### Brief
Only a number is wanted: the count of lines in this listing that contain "teacher".

##### Task material

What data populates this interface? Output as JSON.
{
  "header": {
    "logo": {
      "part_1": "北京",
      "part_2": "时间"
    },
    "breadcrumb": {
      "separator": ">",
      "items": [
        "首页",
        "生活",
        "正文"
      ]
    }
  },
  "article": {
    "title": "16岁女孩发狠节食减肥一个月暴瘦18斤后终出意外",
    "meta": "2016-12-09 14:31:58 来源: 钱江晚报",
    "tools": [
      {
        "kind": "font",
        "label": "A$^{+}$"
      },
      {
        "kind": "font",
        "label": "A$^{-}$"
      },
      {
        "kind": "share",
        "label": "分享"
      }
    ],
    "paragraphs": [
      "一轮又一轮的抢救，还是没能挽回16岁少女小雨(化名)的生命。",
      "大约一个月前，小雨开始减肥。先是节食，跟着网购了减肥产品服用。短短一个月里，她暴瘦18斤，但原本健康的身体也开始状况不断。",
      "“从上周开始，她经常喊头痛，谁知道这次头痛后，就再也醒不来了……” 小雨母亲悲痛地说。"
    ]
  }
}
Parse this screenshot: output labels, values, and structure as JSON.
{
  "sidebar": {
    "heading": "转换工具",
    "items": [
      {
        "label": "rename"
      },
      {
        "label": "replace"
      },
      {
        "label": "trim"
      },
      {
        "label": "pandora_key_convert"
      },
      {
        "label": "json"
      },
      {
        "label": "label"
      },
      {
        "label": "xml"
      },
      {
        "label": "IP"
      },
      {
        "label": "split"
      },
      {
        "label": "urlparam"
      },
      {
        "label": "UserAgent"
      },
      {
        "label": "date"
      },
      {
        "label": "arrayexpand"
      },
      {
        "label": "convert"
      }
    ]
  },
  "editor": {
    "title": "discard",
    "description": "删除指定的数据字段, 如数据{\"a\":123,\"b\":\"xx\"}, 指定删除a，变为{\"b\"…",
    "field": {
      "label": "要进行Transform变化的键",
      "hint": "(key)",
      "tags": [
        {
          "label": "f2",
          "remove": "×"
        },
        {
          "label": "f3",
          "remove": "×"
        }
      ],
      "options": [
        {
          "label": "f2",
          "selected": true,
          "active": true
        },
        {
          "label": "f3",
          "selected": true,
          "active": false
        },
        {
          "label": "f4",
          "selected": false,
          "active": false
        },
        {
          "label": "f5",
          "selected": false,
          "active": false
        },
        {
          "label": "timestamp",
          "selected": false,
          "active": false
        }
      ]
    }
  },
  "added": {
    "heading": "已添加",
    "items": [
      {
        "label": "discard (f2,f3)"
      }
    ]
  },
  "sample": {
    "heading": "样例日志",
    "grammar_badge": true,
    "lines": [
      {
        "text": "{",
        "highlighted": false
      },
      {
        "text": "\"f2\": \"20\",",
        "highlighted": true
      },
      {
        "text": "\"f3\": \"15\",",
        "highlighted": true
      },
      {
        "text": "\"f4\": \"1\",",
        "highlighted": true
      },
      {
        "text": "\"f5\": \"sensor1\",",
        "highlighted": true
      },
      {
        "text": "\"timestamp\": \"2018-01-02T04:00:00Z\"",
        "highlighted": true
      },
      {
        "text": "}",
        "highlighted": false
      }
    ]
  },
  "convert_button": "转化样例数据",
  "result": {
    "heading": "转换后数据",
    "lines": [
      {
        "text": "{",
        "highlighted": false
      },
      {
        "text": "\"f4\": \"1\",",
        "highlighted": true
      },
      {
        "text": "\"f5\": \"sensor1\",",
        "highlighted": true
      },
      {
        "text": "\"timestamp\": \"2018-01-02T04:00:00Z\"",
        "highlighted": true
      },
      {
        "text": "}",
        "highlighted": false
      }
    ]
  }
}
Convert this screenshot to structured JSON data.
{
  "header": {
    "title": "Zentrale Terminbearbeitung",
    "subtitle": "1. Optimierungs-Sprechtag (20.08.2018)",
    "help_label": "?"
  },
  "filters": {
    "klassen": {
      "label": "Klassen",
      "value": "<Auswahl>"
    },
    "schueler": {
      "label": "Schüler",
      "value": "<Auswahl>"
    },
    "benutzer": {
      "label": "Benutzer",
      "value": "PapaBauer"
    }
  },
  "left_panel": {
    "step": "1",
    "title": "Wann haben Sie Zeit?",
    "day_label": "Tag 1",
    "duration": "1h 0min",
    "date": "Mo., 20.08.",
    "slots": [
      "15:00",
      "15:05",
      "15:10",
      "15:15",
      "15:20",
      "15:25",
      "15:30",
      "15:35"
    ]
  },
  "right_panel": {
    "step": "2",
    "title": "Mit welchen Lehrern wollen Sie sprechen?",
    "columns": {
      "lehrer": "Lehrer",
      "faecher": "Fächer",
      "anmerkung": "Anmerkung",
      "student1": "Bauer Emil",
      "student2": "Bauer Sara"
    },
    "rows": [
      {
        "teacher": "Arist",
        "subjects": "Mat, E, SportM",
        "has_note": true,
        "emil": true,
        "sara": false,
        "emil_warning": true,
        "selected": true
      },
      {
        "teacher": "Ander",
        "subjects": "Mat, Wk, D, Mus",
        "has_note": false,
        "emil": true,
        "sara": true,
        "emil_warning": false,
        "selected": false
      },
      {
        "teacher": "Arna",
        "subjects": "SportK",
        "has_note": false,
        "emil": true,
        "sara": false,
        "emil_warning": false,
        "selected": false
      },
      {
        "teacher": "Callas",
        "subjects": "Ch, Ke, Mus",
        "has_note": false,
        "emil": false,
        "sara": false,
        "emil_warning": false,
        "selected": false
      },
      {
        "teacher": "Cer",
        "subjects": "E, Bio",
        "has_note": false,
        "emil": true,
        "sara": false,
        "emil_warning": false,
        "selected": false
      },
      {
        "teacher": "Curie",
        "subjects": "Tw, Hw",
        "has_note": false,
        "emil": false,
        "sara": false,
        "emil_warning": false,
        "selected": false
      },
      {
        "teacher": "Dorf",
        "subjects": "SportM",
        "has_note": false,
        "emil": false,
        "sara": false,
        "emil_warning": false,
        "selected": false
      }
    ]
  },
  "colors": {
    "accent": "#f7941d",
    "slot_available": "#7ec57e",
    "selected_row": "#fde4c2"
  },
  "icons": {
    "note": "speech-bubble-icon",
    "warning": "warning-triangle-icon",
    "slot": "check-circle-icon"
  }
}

##########

### The response
7